- GIVEN PROBLEM -
Repeat every entry in the listing below, exactly.

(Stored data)
= = = =

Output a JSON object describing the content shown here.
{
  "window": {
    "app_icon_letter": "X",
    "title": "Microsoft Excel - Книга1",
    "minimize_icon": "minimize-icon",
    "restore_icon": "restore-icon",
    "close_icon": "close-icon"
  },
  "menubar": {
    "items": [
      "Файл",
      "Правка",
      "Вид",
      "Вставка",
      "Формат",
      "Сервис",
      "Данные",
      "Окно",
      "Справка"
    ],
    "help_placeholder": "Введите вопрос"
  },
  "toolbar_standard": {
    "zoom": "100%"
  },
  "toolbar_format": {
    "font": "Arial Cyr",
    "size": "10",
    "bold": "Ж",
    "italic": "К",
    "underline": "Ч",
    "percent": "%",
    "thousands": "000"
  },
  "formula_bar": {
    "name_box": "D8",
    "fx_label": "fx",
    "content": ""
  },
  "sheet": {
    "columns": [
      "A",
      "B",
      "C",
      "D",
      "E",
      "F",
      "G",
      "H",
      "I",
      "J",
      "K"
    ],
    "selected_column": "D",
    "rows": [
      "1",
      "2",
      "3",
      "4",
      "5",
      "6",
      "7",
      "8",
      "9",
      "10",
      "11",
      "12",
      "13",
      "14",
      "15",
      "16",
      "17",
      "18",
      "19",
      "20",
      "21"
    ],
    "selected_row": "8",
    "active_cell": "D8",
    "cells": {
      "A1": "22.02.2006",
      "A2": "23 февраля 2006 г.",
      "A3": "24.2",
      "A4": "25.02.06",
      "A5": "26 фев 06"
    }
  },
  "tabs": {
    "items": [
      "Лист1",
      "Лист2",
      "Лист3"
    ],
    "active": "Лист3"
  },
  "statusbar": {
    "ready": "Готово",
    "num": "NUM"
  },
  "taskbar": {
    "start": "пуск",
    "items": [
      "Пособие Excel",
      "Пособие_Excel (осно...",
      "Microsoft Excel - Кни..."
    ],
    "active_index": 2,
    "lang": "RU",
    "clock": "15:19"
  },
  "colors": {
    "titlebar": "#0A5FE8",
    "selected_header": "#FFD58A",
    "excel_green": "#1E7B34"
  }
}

= = = =

- RESULT BELOW -
Output a JSON object describing the content shown here.
{
  "window": {
    "app_icon_letter": "X",
    "title": "Microsoft Excel - Книга1",
    "minimize_icon": "minimize-icon",
    "restore_icon": "restore-icon",
    "close_icon": "close-icon"
  },
  "menubar": {
    "items": [
      "Файл",
      "Правка",
      "Вид",
      "Вставка",
      "Формат",
      "Сервис",
      "Данные",
      "Окно",
      "Справка"
    ],
    "help_placeholder": "Введите вопрос"
  },
  "toolbar_standard": {
    "zoom": "100%"
  },
  "toolbar_format": {
    "font": "Arial Cyr",
    "size": "10",
    "bold": "Ж",
    "italic": "К",
    "underline": "Ч",
    "percent": "%",
    "thousands": "000"
  },
  "formula_bar": {
    "name_box": "D8",
    "fx_label": "fx",
    "content": ""
  },
  "sheet": {
    "columns": [
      "A",
      "B",
      "C",
      "D",
      "E",
      "F",
      "G",
      "H",
      "I",
      "J",
      "K"
    ],
    "selected_column": "D",
    "rows": [
      "1",
      "2",
      "3",
      "4",
      "5",
      "6",
      "7",
      "8",
      "9",
      "10",
      "11",
      "12",
      "13",
      "14",
      "15",
      "16",
      "17",
      "18",
      "19",
      "20",
      "21"
    ],
    "selected_row": "8",
    "active_cell": "D8",
    "cells": {
      "A1": "22.02.2006",
      "A2": "23 февраля 2006 г.",
      "A3": "24.2",
      "A4": "25.02.06",
      "A5": "26 фев 06"
    }
  },
  "tabs": {
    "items": [
      "Лист1",
      "Лист2",
      "Лист3"
    ],
    "active": "Лист3"
  },
  "statusbar": {
    "ready": "Готово",
    "num": "NUM"
  },
  "taskbar": {
    "start": "пуск",
    "items": [
      "Пособие Excel",
      "Пособие_Excel (осно...",
      "Microsoft Excel - Кни..."
    ],
    "active_index": 2,
    "lang": "RU",
    "clock": "15:19"
  },
  "colors": {
    "titlebar": "#0A5FE8",
    "selected_header": "#FFD58A",
    "excel_green": "#1E7B34"
  }
}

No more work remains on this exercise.